===== TASK INPUTS =====

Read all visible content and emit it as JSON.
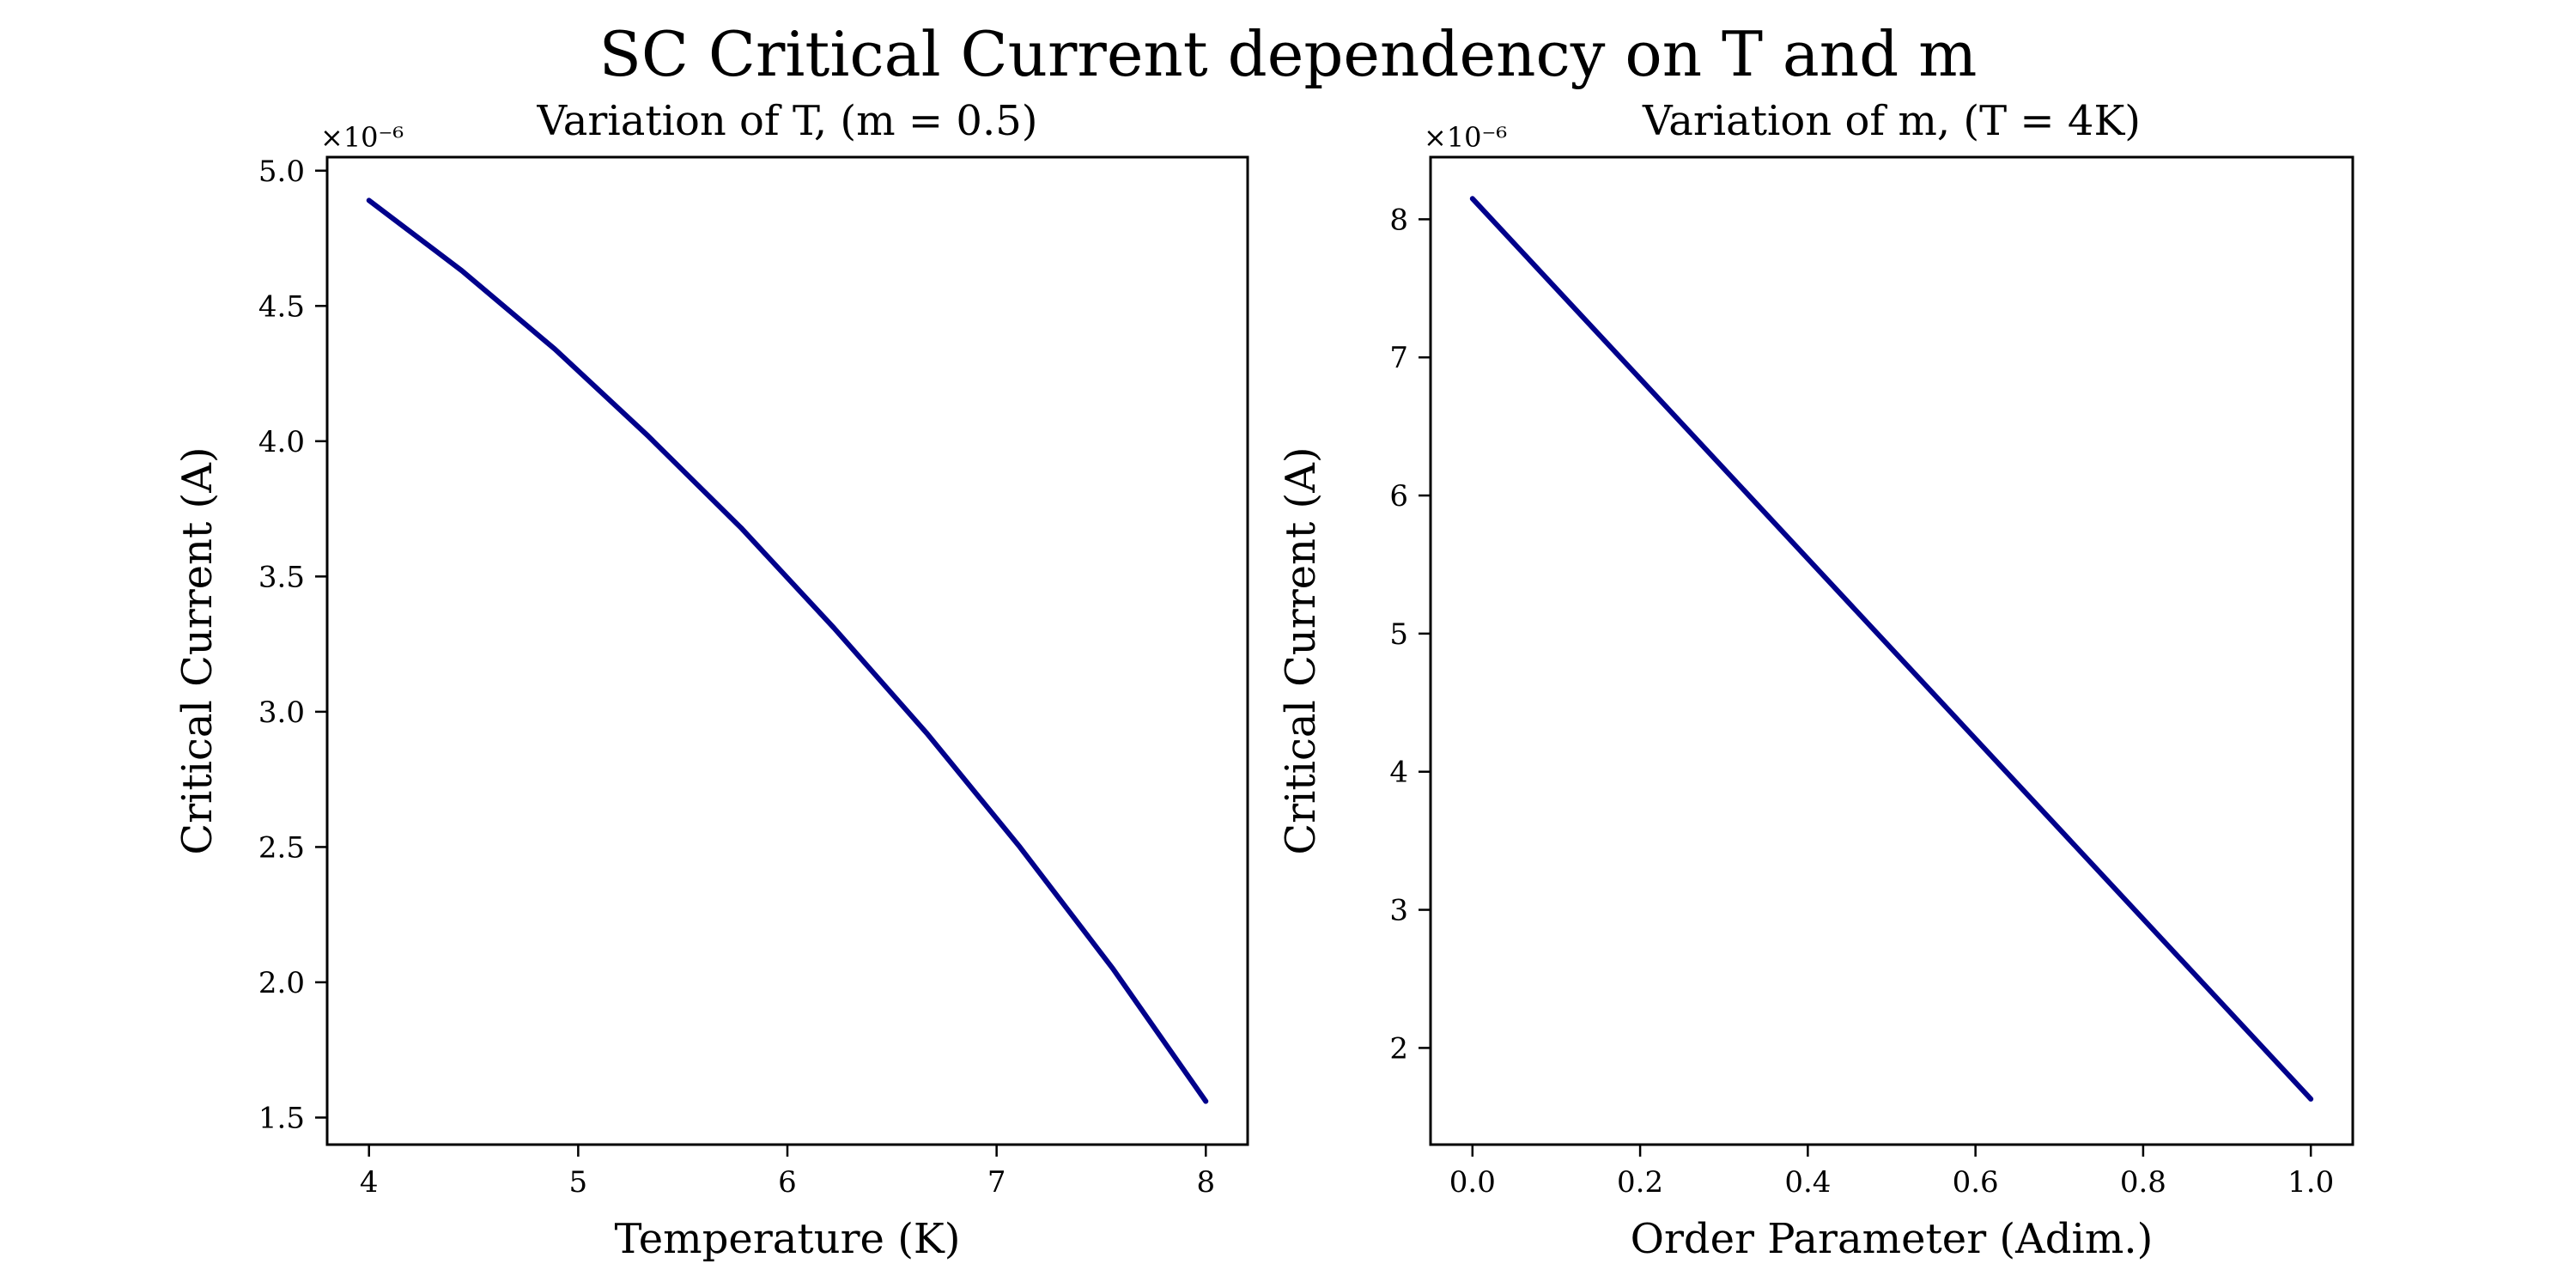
{
  "figure_title": "SC Critical Current dependency on T and m",
  "colors": {
    "series": "#00008b",
    "axes": "#000000",
    "background": "#ffffff"
  },
  "chart_data": [
    {
      "type": "line",
      "title": "Variation of T, (m = 0.5)",
      "xlabel": "Temperature (K)",
      "ylabel": "Critical Current (A)",
      "y_offset_label": "×10⁻⁶",
      "xlim": [
        3.8,
        8.2
      ],
      "ylim": [
        1.4,
        5.05
      ],
      "xticks": [
        4,
        5,
        6,
        7,
        8
      ],
      "xtick_labels": [
        "4",
        "5",
        "6",
        "7",
        "8"
      ],
      "yticks": [
        1.5,
        2.0,
        2.5,
        3.0,
        3.5,
        4.0,
        4.5,
        5.0
      ],
      "ytick_labels": [
        "1.5",
        "2.0",
        "2.5",
        "3.0",
        "3.5",
        "4.0",
        "4.5",
        "5.0"
      ],
      "grid": false,
      "series": [
        {
          "x": [
            4.0,
            4.444,
            4.889,
            5.333,
            5.778,
            6.222,
            6.667,
            7.111,
            7.556,
            8.0
          ],
          "values": [
            4.89,
            4.63,
            4.34,
            4.02,
            3.68,
            3.31,
            2.92,
            2.5,
            2.05,
            1.56
          ]
        }
      ]
    },
    {
      "type": "line",
      "title": "Variation of m, (T = 4K)",
      "xlabel": "Order Parameter (Adim.)",
      "ylabel": "Critical Current (A)",
      "y_offset_label": "×10⁻⁶",
      "xlim": [
        -0.05,
        1.05
      ],
      "ylim": [
        1.3,
        8.45
      ],
      "xticks": [
        0.0,
        0.2,
        0.4,
        0.6,
        0.8,
        1.0
      ],
      "xtick_labels": [
        "0.0",
        "0.2",
        "0.4",
        "0.6",
        "0.8",
        "1.0"
      ],
      "yticks": [
        2,
        3,
        4,
        5,
        6,
        7,
        8
      ],
      "ytick_labels": [
        "2",
        "3",
        "4",
        "5",
        "6",
        "7",
        "8"
      ],
      "grid": false,
      "series": [
        {
          "x": [
            0.0,
            1.0
          ],
          "values": [
            8.15,
            1.63
          ]
        }
      ]
    }
  ]
}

=====

■ **TASK REQUIREMENTS**
Give only the number of lines in the entries that contain "Variation".

■ **WRITTEN SOLUTION**
2